• **Aim of the exercise**: Set each record down exactly, excluding all images.

Start of Raw data

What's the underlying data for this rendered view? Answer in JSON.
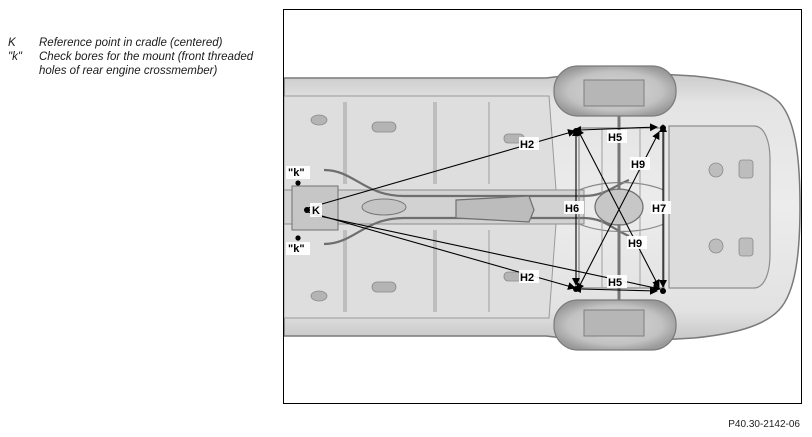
{
  "legend": [
    {
      "key": "K",
      "text": "Reference point in cradle (centered)"
    },
    {
      "key": "\"k\"",
      "text": "Check bores for the mount (front threaded holes of rear engine crossmember)"
    }
  ],
  "diagram": {
    "labels": {
      "K": "K",
      "k_top": "\"k\"",
      "k_bottom": "\"k\"",
      "H2_top": "H2",
      "H2_bottom": "H2",
      "H5_top": "H5",
      "H5_bottom": "H5",
      "H6": "H6",
      "H7": "H7",
      "H9_top": "H9",
      "H9_bottom": "H9"
    }
  },
  "figure_code": "P40.30-2142-06"
}
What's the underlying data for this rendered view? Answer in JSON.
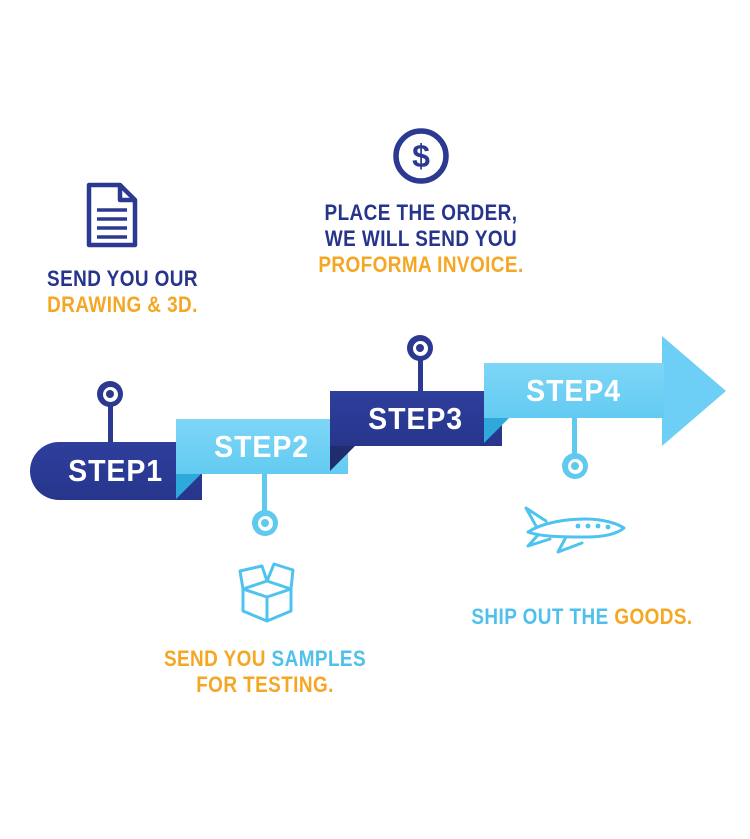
{
  "colors": {
    "navy": "#2b3990",
    "navy_dark": "#1f2c6e",
    "light_blue": "#6dcff6",
    "light_blue_dark": "#2fa8dc",
    "orange": "#f5a623",
    "step_text": "#ffffff"
  },
  "steps": [
    {
      "label": "STEP1"
    },
    {
      "label": "STEP2"
    },
    {
      "label": "STEP3"
    },
    {
      "label": "STEP4"
    }
  ],
  "captions": {
    "drawing": {
      "line1": "SEND YOU OUR",
      "line2": "DRAWING & 3D."
    },
    "order": {
      "line1": "PLACE THE ORDER,",
      "line2": "WE WILL SEND YOU",
      "line3": "PROFORMA INVOICE."
    },
    "samples": {
      "line1_orange": "SEND YOU ",
      "line1_blue": "SAMPLES",
      "line2": "FOR TESTING."
    },
    "ship": {
      "blue": "SHIP OUT THE ",
      "orange": "GOODS."
    }
  },
  "icons": {
    "dollar": "$",
    "names": [
      "document-icon",
      "dollar-icon",
      "package-icon",
      "plane-icon"
    ]
  }
}
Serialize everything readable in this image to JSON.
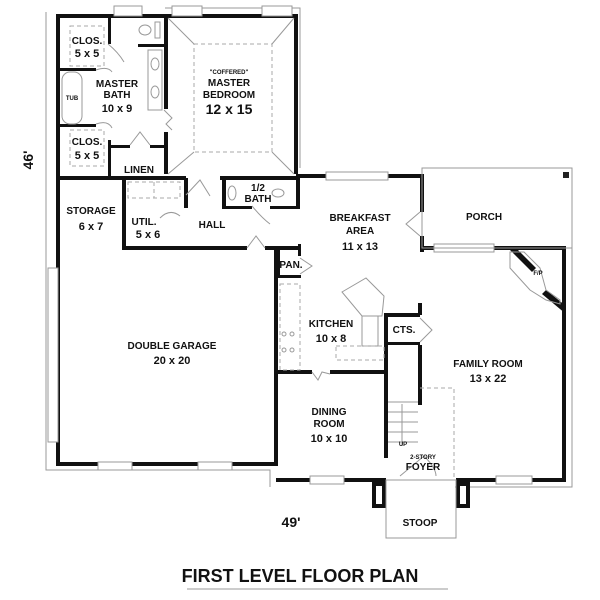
{
  "title": "FIRST LEVEL FLOOR PLAN",
  "dimensions": {
    "depth": "46'",
    "width": "49'"
  },
  "rooms": {
    "closet_top": {
      "name": "CLOS.",
      "size": "5 x 5"
    },
    "master_bath": {
      "name_line1": "MASTER",
      "name_line2": "BATH",
      "size": "10 x 9"
    },
    "tub": {
      "name": "TUB"
    },
    "closet_bottom": {
      "name": "CLOS.",
      "size": "5 x 5"
    },
    "linen": {
      "name": "LINEN"
    },
    "master_bedroom": {
      "note": "\"COFFERED\"",
      "name_line1": "MASTER",
      "name_line2": "BEDROOM",
      "size": "12 x 15"
    },
    "half_bath": {
      "name_line1": "1/2",
      "name_line2": "BATH"
    },
    "storage": {
      "name": "STORAGE",
      "size": "6 x 7"
    },
    "utility": {
      "name": "UTIL.",
      "size": "5 x 6"
    },
    "hall": {
      "name": "HALL"
    },
    "breakfast": {
      "name_line1": "BREAKFAST",
      "name_line2": "AREA",
      "size": "11 x 13"
    },
    "porch": {
      "name": "PORCH"
    },
    "pantry": {
      "name": "PAN."
    },
    "fireplace": {
      "name": "F/P"
    },
    "kitchen": {
      "name": "KITCHEN",
      "size": "10 x 8"
    },
    "closet_cts": {
      "name": "CTS."
    },
    "garage": {
      "name": "DOUBLE GARAGE",
      "size": "20 x 20"
    },
    "family_room": {
      "name": "FAMILY ROOM",
      "size": "13 x 22"
    },
    "dining": {
      "name_line1": "DINING",
      "name_line2": "ROOM",
      "size": "10 x 10"
    },
    "stairs": {
      "label": "UP"
    },
    "foyer": {
      "note": "2-STORY",
      "name": "FOYER"
    },
    "stoop": {
      "name": "STOOP"
    }
  }
}
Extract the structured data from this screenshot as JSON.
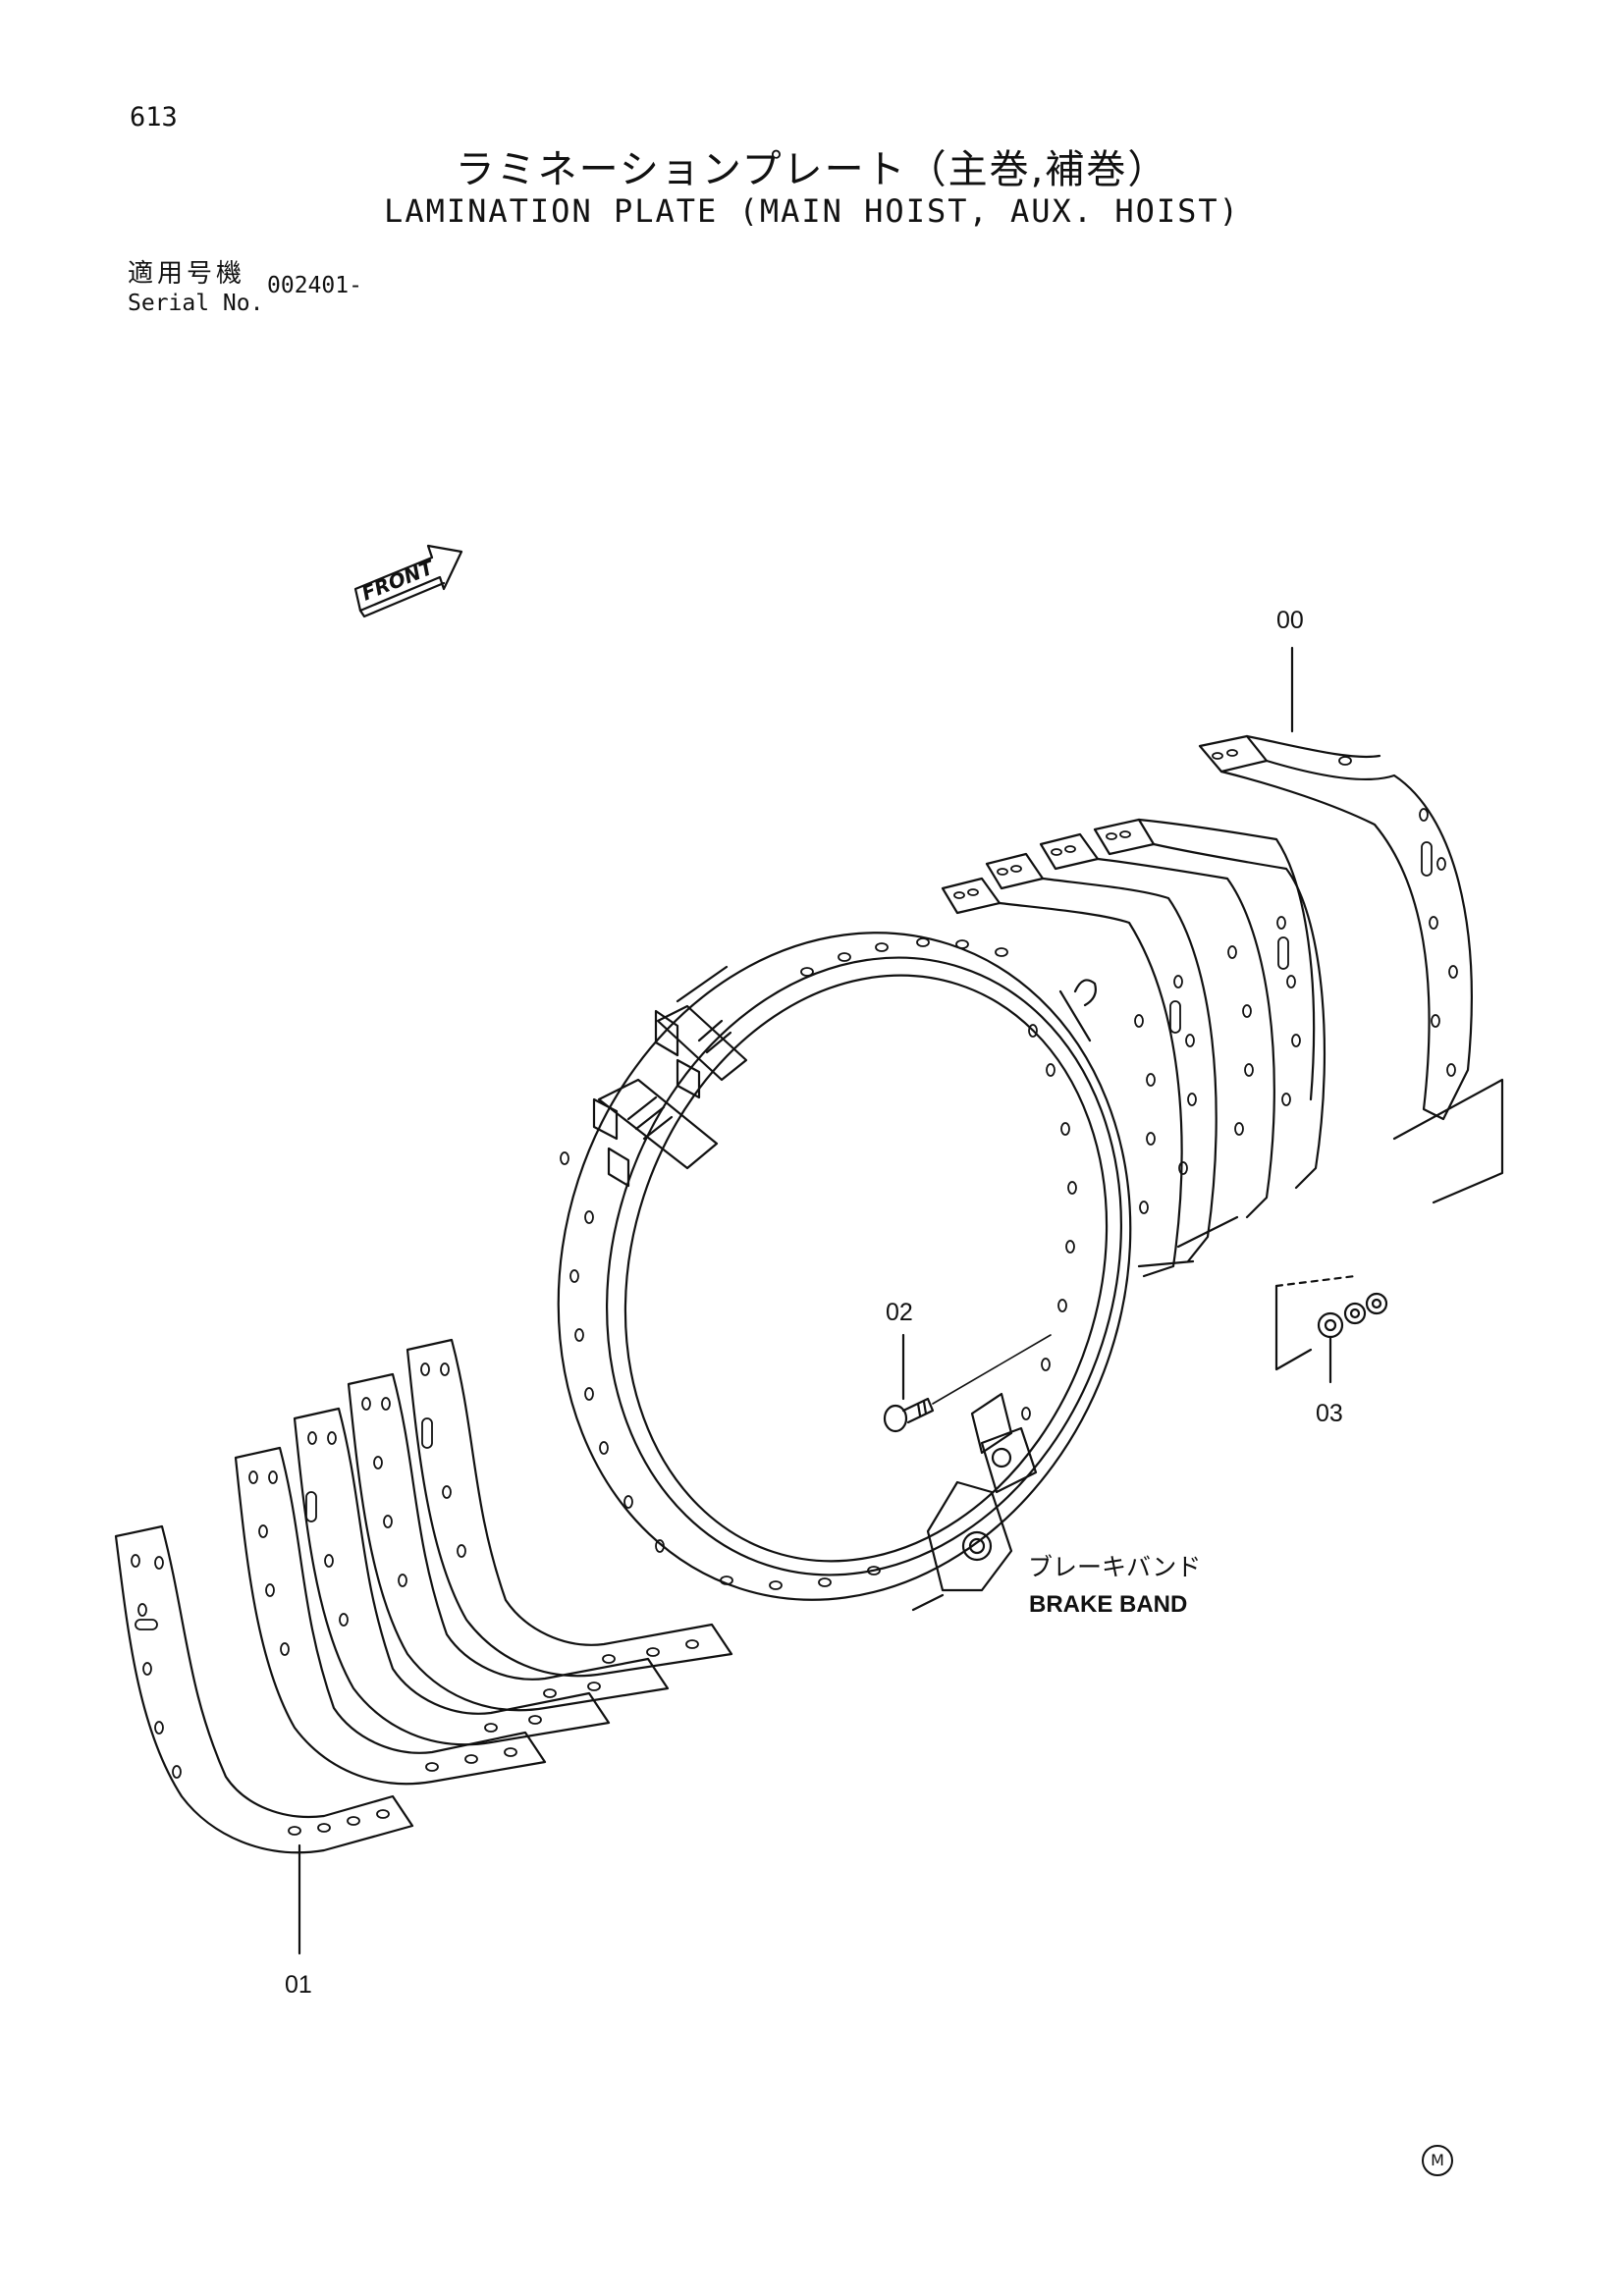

End of Raw data

• **Output below**:
What's the underlying data for this rendered view? Answer in JSON.
{
  "legend": [
    {
      "key": "K",
      "text": "Reference point in cradle (centered)"
    },
    {
      "key": "\"k\"",
      "text": "Check bores for the mount (front threaded holes of rear engine crossmember)"
    }
  ],
  "diagram": {
    "labels": {
      "K": "K",
      "k_top": "\"k\"",
      "k_bottom": "\"k\"",
      "H2_top": "H2",
      "H2_bottom": "H2",
      "H5_top": "H5",
      "H5_bottom": "H5",
      "H6": "H6",
      "H7": "H7",
      "H9_top": "H9",
      "H9_bottom": "H9"
    }
  },
  "figure_code": "P40.30-2142-06"
}
What's the underlying data for this rendered view? Answer in JSON.
{
  "colors": {
    "navy": "#2b3990",
    "navy_dark": "#1f2c6e",
    "light_blue": "#6dcff6",
    "light_blue_dark": "#2fa8dc",
    "orange": "#f5a623",
    "step_text": "#ffffff"
  },
  "steps": [
    {
      "label": "STEP1"
    },
    {
      "label": "STEP2"
    },
    {
      "label": "STEP3"
    },
    {
      "label": "STEP4"
    }
  ],
  "captions": {
    "drawing": {
      "line1": "SEND YOU OUR",
      "line2": "DRAWING & 3D."
    },
    "order": {
      "line1": "PLACE THE ORDER,",
      "line2": "WE WILL SEND YOU",
      "line3": "PROFORMA INVOICE."
    },
    "samples": {
      "line1_orange": "SEND YOU ",
      "line1_blue": "SAMPLES",
      "line2": "FOR TESTING."
    },
    "ship": {
      "blue": "SHIP OUT THE ",
      "orange": "GOODS."
    }
  },
  "icons": {
    "dollar": "$",
    "names": [
      "document-icon",
      "dollar-icon",
      "package-icon",
      "plane-icon"
    ]
  }
}
Serialize everything readable in this image to JSON.
{
  "title": "FIRST LEVEL FLOOR PLAN",
  "dimensions": {
    "depth": "46'",
    "width": "49'"
  },
  "rooms": {
    "closet_top": {
      "name": "CLOS.",
      "size": "5 x 5"
    },
    "master_bath": {
      "name_line1": "MASTER",
      "name_line2": "BATH",
      "size": "10 x 9"
    },
    "tub": {
      "name": "TUB"
    },
    "closet_bottom": {
      "name": "CLOS.",
      "size": "5 x 5"
    },
    "linen": {
      "name": "LINEN"
    },
    "master_bedroom": {
      "note": "\"COFFERED\"",
      "name_line1": "MASTER",
      "name_line2": "BEDROOM",
      "size": "12 x 15"
    },
    "half_bath": {
      "name_line1": "1/2",
      "name_line2": "BATH"
    },
    "storage": {
      "name": "STORAGE",
      "size": "6 x 7"
    },
    "utility": {
      "name": "UTIL.",
      "size": "5 x 6"
    },
    "hall": {
      "name": "HALL"
    },
    "breakfast": {
      "name_line1": "BREAKFAST",
      "name_line2": "AREA",
      "size": "11 x 13"
    },
    "porch": {
      "name": "PORCH"
    },
    "pantry": {
      "name": "PAN."
    },
    "fireplace": {
      "name": "F/P"
    },
    "kitchen": {
      "name": "KITCHEN",
      "size": "10 x 8"
    },
    "closet_cts": {
      "name": "CTS."
    },
    "garage": {
      "name": "DOUBLE GARAGE",
      "size": "20 x 20"
    },
    "family_room": {
      "name": "FAMILY ROOM",
      "size": "13 x 22"
    },
    "dining": {
      "name_line1": "DINING",
      "name_line2": "ROOM",
      "size": "10 x 10"
    },
    "stairs": {
      "label": "UP"
    },
    "foyer": {
      "note": "2-STORY",
      "name": "FOYER"
    },
    "stoop": {
      "name": "STOOP"
    }
  }
}
Extract the structured data from this screenshot as JSON.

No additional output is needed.